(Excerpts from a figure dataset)
..........
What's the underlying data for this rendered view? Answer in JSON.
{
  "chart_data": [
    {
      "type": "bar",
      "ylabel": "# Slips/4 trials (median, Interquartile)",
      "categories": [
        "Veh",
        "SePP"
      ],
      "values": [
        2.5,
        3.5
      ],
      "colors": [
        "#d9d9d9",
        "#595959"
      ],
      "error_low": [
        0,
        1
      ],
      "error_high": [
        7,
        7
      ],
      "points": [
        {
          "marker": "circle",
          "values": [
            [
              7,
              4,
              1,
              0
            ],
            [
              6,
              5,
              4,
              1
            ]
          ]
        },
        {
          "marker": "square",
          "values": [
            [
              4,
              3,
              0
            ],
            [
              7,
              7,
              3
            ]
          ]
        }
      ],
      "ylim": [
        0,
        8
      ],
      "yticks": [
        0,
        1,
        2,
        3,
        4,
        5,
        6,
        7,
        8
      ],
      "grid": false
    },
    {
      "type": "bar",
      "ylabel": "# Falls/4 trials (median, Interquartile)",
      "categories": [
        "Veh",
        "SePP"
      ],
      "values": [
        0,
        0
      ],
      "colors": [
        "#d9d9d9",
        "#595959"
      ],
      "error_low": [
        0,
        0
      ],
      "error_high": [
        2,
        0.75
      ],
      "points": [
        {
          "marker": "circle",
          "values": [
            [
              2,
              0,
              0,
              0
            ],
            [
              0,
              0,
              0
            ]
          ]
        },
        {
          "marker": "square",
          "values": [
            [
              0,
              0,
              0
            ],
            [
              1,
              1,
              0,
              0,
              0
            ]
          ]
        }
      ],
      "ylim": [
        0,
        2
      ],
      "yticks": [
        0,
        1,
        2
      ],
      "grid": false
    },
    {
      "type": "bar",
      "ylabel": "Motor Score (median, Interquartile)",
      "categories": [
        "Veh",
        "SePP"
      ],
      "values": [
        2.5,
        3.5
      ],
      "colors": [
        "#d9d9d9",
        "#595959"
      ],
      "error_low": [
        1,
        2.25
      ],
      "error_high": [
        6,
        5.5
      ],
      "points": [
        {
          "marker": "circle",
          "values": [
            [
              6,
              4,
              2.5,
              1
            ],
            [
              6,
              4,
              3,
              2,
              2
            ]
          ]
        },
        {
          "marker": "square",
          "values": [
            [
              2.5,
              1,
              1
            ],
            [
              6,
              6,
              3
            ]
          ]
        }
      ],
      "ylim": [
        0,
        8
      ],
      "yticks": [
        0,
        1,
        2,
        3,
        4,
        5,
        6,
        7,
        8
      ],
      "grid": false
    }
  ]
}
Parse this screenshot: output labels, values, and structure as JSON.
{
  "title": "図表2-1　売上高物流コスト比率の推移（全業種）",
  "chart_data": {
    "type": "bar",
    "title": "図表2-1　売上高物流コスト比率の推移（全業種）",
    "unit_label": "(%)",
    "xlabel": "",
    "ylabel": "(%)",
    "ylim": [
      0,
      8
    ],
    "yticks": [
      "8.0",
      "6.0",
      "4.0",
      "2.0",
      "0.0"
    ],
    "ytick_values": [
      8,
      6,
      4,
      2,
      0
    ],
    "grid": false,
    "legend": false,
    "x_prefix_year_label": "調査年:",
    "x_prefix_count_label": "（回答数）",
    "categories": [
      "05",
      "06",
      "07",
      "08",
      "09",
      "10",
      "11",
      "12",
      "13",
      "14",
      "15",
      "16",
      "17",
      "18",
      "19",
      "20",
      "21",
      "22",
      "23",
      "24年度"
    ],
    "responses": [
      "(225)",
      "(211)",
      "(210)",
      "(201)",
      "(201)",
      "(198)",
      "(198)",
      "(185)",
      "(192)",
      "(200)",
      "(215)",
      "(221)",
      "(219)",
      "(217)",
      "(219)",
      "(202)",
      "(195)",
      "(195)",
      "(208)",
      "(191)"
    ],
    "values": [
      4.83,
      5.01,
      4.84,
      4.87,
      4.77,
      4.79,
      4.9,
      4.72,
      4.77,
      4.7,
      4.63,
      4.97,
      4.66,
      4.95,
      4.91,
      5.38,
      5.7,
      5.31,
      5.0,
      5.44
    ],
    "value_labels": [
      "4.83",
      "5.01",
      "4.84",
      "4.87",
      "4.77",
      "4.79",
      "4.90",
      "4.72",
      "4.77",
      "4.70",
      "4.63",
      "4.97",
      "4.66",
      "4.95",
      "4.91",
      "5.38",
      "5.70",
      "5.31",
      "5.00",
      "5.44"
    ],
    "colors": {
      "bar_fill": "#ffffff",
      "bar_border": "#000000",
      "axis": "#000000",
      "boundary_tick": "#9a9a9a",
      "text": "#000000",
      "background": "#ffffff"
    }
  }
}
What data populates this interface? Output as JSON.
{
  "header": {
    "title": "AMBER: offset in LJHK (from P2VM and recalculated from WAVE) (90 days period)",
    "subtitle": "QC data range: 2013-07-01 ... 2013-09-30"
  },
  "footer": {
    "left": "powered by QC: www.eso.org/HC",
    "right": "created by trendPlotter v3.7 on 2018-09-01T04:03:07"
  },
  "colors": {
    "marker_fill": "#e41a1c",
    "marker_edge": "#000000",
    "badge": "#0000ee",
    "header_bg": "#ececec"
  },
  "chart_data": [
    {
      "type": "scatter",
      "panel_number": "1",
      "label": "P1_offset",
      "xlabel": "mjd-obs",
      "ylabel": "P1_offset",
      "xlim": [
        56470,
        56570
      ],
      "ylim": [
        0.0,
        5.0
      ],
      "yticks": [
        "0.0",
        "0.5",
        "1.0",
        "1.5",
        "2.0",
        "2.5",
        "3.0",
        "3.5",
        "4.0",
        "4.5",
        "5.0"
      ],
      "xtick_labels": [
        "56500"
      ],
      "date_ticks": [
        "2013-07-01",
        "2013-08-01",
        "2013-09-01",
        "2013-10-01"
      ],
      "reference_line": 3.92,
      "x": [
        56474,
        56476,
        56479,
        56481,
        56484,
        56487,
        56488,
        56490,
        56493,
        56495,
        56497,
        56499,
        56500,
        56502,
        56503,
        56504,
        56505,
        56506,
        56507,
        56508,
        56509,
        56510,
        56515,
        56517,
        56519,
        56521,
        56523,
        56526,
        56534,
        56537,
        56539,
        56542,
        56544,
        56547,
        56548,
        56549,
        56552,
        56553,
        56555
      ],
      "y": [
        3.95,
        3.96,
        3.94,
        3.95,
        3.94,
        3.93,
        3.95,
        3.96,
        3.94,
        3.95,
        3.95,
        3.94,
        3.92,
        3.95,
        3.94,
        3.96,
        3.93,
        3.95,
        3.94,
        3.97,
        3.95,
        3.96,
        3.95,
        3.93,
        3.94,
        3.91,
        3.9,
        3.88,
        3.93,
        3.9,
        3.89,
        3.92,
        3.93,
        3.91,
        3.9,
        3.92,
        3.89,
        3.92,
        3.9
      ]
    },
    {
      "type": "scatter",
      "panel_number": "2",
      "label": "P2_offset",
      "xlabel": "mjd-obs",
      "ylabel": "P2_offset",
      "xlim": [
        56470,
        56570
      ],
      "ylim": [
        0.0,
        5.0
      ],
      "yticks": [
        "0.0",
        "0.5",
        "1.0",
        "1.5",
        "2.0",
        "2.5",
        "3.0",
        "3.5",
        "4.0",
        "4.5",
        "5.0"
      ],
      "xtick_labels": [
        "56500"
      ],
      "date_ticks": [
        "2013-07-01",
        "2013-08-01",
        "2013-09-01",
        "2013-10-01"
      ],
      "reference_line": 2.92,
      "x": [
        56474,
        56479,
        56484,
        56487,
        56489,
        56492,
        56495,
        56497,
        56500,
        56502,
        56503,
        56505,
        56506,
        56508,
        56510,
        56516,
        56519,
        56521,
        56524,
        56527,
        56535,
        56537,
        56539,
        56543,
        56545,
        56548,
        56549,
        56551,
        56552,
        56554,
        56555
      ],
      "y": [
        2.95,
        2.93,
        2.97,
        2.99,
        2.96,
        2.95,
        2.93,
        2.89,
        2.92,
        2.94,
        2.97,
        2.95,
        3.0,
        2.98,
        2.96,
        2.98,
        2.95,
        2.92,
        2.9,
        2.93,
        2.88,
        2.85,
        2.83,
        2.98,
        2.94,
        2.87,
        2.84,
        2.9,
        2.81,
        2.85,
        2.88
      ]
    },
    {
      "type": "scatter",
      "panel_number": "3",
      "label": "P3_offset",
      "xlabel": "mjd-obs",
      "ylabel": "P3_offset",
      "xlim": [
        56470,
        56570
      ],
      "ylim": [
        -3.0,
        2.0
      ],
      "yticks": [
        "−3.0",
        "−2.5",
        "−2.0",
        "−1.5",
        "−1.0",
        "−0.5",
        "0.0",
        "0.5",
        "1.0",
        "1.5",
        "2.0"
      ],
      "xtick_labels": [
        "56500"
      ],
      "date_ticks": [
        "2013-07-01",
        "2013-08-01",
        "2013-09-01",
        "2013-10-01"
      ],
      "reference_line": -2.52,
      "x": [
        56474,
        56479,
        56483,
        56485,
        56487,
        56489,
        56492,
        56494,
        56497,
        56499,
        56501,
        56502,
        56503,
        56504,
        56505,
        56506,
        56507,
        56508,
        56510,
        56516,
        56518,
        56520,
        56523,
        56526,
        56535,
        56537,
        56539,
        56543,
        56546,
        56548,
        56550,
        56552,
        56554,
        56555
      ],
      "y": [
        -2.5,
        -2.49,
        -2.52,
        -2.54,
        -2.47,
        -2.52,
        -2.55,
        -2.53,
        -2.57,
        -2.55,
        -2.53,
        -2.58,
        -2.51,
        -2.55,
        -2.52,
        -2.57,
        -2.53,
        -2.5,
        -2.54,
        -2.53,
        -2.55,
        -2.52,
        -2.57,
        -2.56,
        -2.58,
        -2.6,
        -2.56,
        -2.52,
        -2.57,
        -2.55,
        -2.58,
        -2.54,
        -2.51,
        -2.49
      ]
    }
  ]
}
..........
• GIVEN TASK
Among the entries above, how many lines hold the string "Interquartile"? Give the number by itself.

• SOLVED PROBLEM
3